--- Start Material for this exercise ---

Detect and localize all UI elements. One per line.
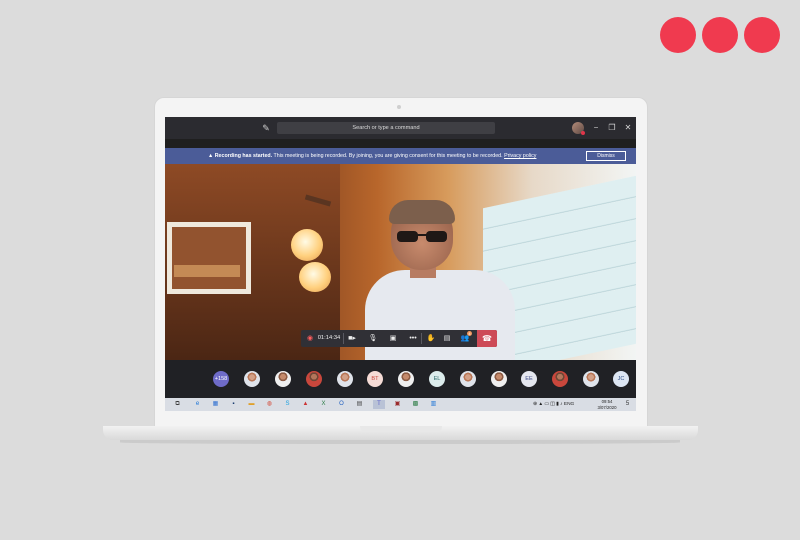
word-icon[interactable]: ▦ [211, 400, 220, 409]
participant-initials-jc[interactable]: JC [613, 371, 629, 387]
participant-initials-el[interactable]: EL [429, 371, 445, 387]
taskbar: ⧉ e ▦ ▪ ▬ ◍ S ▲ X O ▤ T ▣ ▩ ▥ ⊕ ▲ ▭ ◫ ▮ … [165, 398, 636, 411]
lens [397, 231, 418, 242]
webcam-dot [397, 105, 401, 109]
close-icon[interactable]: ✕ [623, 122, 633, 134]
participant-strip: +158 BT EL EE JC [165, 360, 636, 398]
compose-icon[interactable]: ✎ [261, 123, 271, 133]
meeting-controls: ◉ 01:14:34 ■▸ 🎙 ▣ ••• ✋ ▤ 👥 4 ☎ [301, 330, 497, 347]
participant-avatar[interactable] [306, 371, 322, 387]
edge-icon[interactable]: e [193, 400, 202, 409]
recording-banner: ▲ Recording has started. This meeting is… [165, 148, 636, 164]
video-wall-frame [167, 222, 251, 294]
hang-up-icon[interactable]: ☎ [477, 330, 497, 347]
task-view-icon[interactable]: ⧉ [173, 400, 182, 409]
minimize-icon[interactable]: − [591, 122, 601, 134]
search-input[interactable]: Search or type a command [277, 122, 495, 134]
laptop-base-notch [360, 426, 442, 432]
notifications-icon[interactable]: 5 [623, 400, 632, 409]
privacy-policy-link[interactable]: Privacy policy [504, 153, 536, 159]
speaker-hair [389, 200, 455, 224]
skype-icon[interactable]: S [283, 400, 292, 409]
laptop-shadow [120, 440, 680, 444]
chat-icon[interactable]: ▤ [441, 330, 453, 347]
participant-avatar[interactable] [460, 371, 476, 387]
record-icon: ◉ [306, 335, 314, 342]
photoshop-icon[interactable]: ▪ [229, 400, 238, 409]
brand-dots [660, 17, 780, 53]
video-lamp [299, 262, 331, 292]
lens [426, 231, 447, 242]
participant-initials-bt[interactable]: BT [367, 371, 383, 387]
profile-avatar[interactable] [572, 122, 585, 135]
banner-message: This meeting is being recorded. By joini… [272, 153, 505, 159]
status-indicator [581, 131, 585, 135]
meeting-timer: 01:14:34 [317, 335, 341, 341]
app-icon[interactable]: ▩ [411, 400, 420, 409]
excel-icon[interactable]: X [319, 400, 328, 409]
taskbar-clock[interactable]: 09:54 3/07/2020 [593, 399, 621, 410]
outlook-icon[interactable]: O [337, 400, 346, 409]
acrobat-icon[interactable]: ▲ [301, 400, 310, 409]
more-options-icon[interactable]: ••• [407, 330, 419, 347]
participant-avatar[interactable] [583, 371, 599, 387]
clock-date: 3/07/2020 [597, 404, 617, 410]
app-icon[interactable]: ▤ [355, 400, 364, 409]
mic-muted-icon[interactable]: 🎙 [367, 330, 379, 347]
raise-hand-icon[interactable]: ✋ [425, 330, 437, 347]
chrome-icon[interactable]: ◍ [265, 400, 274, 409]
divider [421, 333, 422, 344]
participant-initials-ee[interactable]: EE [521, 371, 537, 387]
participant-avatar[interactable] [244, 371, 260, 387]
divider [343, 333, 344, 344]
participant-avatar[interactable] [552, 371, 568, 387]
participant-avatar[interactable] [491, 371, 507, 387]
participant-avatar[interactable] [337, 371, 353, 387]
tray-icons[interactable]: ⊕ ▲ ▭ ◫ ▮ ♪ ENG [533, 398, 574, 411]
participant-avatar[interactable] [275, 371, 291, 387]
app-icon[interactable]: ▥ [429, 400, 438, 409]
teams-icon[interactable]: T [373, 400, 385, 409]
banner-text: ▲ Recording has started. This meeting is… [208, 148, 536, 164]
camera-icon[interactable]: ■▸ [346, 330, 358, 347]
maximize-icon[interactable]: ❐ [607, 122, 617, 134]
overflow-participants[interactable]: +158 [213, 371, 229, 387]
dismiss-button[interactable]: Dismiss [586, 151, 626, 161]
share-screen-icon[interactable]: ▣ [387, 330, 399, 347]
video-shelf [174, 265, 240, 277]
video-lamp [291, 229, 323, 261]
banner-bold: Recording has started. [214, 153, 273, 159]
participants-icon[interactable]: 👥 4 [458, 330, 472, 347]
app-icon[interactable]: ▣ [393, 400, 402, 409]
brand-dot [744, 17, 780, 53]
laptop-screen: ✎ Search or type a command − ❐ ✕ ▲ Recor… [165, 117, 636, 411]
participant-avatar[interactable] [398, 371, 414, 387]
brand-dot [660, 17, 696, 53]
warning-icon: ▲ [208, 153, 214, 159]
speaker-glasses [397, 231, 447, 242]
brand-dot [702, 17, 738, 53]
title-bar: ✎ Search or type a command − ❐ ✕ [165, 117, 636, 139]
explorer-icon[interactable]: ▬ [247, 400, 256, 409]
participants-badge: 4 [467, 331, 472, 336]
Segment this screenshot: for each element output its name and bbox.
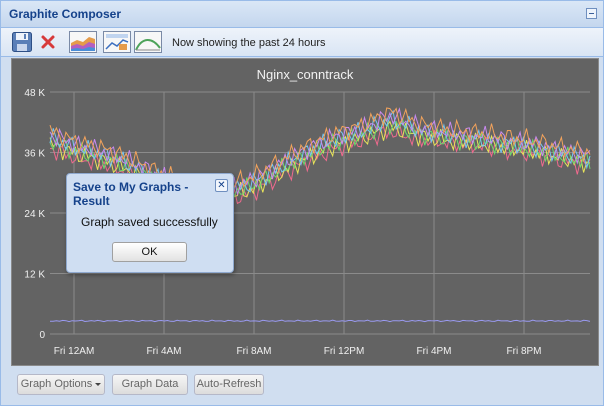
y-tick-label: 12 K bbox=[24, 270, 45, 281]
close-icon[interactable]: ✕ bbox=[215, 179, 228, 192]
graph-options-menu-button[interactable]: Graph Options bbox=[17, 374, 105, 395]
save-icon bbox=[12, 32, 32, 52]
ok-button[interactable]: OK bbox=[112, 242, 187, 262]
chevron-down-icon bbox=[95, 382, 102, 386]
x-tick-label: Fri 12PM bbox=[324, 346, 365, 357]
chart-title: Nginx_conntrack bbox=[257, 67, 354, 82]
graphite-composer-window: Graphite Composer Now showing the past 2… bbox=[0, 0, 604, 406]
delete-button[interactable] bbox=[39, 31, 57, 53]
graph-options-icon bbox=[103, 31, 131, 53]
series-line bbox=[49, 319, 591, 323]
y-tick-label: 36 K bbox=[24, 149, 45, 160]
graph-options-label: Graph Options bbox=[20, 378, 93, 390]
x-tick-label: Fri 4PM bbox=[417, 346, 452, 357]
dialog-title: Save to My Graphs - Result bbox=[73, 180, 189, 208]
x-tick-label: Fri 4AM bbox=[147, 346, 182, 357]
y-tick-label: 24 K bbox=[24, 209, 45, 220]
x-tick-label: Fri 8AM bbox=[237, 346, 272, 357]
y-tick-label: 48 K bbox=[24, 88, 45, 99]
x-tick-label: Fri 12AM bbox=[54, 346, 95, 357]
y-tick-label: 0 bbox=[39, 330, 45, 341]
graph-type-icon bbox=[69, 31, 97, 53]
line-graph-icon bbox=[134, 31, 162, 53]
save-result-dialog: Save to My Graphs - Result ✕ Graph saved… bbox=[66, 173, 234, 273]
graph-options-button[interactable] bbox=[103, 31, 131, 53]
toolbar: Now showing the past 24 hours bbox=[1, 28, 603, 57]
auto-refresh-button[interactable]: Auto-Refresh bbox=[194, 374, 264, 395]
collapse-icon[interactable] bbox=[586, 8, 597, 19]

--- End Material for this exercise ---

## [Required task]
Output the listing lines from the line holding "word-icon[interactable]: ▦ [211, 400, 220, 409]" through the line holding "video-wall-frame [167, 222, 251, 294]", both included, as a Markdown table with the columns Row and Listing line, numbering each row and leaving out blank lines.

## [Correct response]
| Row | Listing line |
|---|---|
| 1 | word-icon[interactable]: ▦ [211, 400, 220, 409] |
| 2 | participant-initials-jc[interactable]: JC [613, 371, 629, 387] |
| 3 | participant-initials-el[interactable]: EL [429, 371, 445, 387] |
| 4 | taskbar: ⧉ e ▦ ▪ ▬ ◍ S ▲ X O ▤ T ▣ ▩ ▥ ⊕ ▲ ▭ ◫ ▮ … [165, 398, 636, 411] |
| 5 | lens [397, 231, 418, 242] |
| 6 | webcam-dot [397, 105, 401, 109] |
| 7 | close-icon[interactable]: ✕ [623, 122, 633, 134] |
| 8 | participant-strip: +158 BT EL EE JC [165, 360, 636, 398] |
| 9 | compose-icon[interactable]: ✎ [261, 123, 271, 133] |
| 10 | meeting-controls: ◉ 01:14:34 ■▸ 🎙 ▣ ••• ✋ ▤ 👥 4 ☎ [301, 330, 497, 347] |
| 11 | participant-avatar[interactable] [306, 371, 322, 387] |
| 12 | edge-icon[interactable]: e [193, 400, 202, 409] |
| 13 | recording-banner: ▲ Recording has started. This meeting is… [165, 148, 636, 164] |
| 14 | video-wall-frame [167, 222, 251, 294] |